═════ Listed entries ═════
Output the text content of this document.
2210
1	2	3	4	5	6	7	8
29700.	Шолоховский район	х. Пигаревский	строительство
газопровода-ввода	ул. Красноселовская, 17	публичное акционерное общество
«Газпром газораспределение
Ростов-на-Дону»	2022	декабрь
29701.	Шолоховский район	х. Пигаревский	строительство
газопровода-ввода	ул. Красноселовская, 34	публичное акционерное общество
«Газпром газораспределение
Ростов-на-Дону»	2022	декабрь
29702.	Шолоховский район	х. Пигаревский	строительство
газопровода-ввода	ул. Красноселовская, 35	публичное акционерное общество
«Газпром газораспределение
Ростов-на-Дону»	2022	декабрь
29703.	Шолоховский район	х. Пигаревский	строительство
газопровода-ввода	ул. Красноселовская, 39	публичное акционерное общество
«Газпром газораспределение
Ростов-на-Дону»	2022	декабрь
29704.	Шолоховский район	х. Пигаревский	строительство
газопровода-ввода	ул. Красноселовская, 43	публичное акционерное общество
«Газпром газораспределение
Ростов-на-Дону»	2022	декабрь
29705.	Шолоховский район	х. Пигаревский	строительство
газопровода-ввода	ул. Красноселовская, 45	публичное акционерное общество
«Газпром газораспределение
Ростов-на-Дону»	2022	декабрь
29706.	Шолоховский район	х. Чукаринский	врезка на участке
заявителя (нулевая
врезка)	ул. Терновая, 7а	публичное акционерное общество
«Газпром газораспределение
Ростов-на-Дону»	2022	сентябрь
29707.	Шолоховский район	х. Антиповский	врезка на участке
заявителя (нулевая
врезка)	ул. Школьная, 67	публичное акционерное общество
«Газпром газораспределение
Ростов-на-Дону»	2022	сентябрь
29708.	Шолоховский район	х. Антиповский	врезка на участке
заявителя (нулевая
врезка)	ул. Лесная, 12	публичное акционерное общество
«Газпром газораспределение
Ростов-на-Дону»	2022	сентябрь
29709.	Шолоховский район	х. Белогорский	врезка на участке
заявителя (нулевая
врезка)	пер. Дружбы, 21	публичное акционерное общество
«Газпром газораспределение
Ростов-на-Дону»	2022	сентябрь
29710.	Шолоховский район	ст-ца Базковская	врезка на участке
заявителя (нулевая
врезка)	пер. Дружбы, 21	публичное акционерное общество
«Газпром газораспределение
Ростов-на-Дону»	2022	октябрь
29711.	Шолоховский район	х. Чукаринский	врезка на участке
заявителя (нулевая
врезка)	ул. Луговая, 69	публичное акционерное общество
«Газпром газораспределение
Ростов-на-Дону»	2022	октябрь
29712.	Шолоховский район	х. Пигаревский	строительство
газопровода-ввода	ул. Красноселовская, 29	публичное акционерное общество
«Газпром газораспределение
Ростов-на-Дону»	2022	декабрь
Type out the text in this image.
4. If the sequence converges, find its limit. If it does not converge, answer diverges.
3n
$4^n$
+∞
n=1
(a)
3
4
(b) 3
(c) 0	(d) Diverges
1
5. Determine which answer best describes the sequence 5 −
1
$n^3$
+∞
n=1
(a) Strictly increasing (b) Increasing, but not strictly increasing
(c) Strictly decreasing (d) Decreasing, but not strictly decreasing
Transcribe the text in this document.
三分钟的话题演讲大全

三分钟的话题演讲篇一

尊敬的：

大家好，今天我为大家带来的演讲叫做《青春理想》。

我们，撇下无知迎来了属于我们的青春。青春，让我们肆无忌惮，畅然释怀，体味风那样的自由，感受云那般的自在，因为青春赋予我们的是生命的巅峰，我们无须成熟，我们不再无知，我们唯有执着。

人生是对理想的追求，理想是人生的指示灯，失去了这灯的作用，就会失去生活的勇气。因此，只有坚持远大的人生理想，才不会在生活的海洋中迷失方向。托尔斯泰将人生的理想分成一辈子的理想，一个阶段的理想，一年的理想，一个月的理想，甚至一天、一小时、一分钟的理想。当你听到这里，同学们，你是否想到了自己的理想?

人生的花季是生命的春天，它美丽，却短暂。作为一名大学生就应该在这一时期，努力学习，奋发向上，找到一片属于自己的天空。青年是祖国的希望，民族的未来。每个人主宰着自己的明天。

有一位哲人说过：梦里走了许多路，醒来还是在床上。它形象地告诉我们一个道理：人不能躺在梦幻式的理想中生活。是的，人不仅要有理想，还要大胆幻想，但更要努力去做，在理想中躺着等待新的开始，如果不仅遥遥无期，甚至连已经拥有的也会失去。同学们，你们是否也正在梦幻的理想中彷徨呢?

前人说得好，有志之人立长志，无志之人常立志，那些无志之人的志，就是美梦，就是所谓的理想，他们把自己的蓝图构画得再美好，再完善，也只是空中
═════
Stated problem:
Write every entry out again exactly.

Solution for this task:
Output the text content of this document.
2210
1	2	3	4	5	6	7	8
29700.	Шолоховский район	х. Пигаревский	строительство
газопровода-ввода	ул. Красноселовская, 17	публичное акционерное общество
«Газпром газораспределение
Ростов-на-Дону»	2022	декабрь
29701.	Шолоховский район	х. Пигаревский	строительство
газопровода-ввода	ул. Красноселовская, 34	публичное акционерное общество
«Газпром газораспределение
Ростов-на-Дону»	2022	декабрь
29702.	Шолоховский район	х. Пигаревский	строительство
газопровода-ввода	ул. Красноселовская, 35	публичное акционерное общество
«Газпром газораспределение
Ростов-на-Дону»	2022	декабрь
29703.	Шолоховский район	х. Пигаревский	строительство
газопровода-ввода	ул. Красноселовская, 39	публичное акционерное общество
«Газпром газораспределение
Ростов-на-Дону»	2022	декабрь
29704.	Шолоховский район	х. Пигаревский	строительство
газопровода-ввода	ул. Красноселовская, 43	публичное акционерное общество
«Газпром газораспределение
Ростов-на-Дону»	2022	декабрь
29705.	Шолоховский район	х. Пигаревский	строительство
газопровода-ввода	ул. Красноселовская, 45	публичное акционерное общество
«Газпром газораспределение
Ростов-на-Дону»	2022	декабрь
29706.	Шолоховский район	х. Чукаринский	врезка на участке
заявителя (нулевая
врезка)	ул. Терновая, 7а	публичное акционерное общество
«Газпром газораспределение
Ростов-на-Дону»	2022	сентябрь
29707.	Шолоховский район	х. Антиповский	врезка на участке
заявителя (нулевая
врезка)	ул. Школьная, 67	публичное акционерное общество
«Газпром газораспределение
Ростов-на-Дону»	2022	сентябрь
29708.	Шолоховский район	х. Антиповский	врезка на участке
заявителя (нулевая
врезка)	ул. Лесная, 12	публичное акционерное общество
«Газпром газораспределение
Ростов-на-Дону»	2022	сентябрь
29709.	Шолоховский район	х. Белогорский	врезка на участке
заявителя (нулевая
врезка)	пер. Дружбы, 21	публичное акционерное общество
«Газпром газораспределение
Ростов-на-Дону»	2022	сентябрь
29710.	Шолоховский район	ст-ца Базковская	врезка на участке
заявителя (нулевая
врезка)	пер. Дружбы, 21	публичное акционерное общество
«Газпром газораспределение
Ростов-на-Дону»	2022	октябрь
29711.	Шолоховский район	х. Чукаринский	врезка на участке
заявителя (нулевая
врезка)	ул. Луговая, 69	публичное акционерное общество
«Газпром газораспределение
Ростов-на-Дону»	2022	октябрь
29712.	Шолоховский район	х. Пигаревский	строительство
газопровода-ввода	ул. Красноселовская, 29	публичное акционерное общество
«Газпром газораспределение
Ростов-на-Дону»	2022	декабрь
Type out the text in this image.
4. If the sequence converges, find its limit. If it does not converge, answer diverges.
3n
$4^n$
+∞
n=1
(a)
3
4
(b) 3
(c) 0	(d) Diverges
1
5. Determine which answer best describes the sequence 5 −
1
$n^3$
+∞
n=1
(a) Strictly increasing (b) Increasing, but not strictly increasing
(c) Strictly decreasing (d) Decreasing, but not strictly decreasing
Transcribe the text in this document.
三分钟的话题演讲大全

三分钟的话题演讲篇一

尊敬的：

大家好，今天我为大家带来的演讲叫做《青春理想》。

我们，撇下无知迎来了属于我们的青春。青春，让我们肆无忌惮，畅然释怀，体味风那样的自由，感受云那般的自在，因为青春赋予我们的是生命的巅峰，我们无须成熟，我们不再无知，我们唯有执着。

人生是对理想的追求，理想是人生的指示灯，失去了这灯的作用，就会失去生活的勇气。因此，只有坚持远大的人生理想，才不会在生活的海洋中迷失方向。托尔斯泰将人生的理想分成一辈子的理想，一个阶段的理想，一年的理想，一个月的理想，甚至一天、一小时、一分钟的理想。当你听到这里，同学们，你是否想到了自己的理想?

人生的花季是生命的春天，它美丽，却短暂。作为一名大学生就应该在这一时期，努力学习，奋发向上，找到一片属于自己的天空。青年是祖国的希望，民族的未来。每个人主宰着自己的明天。

有一位哲人说过：梦里走了许多路，醒来还是在床上。它形象地告诉我们一个道理：人不能躺在梦幻式的理想中生活。是的，人不仅要有理想，还要大胆幻想，但更要努力去做，在理想中躺着等待新的开始，如果不仅遥遥无期，甚至连已经拥有的也会失去。同学们，你们是否也正在梦幻的理想中彷徨呢?

前人说得好，有志之人立长志，无志之人常立志，那些无志之人的志，就是美梦，就是所谓的理想，他们把自己的蓝图构画得再美好，再完善，也只是空中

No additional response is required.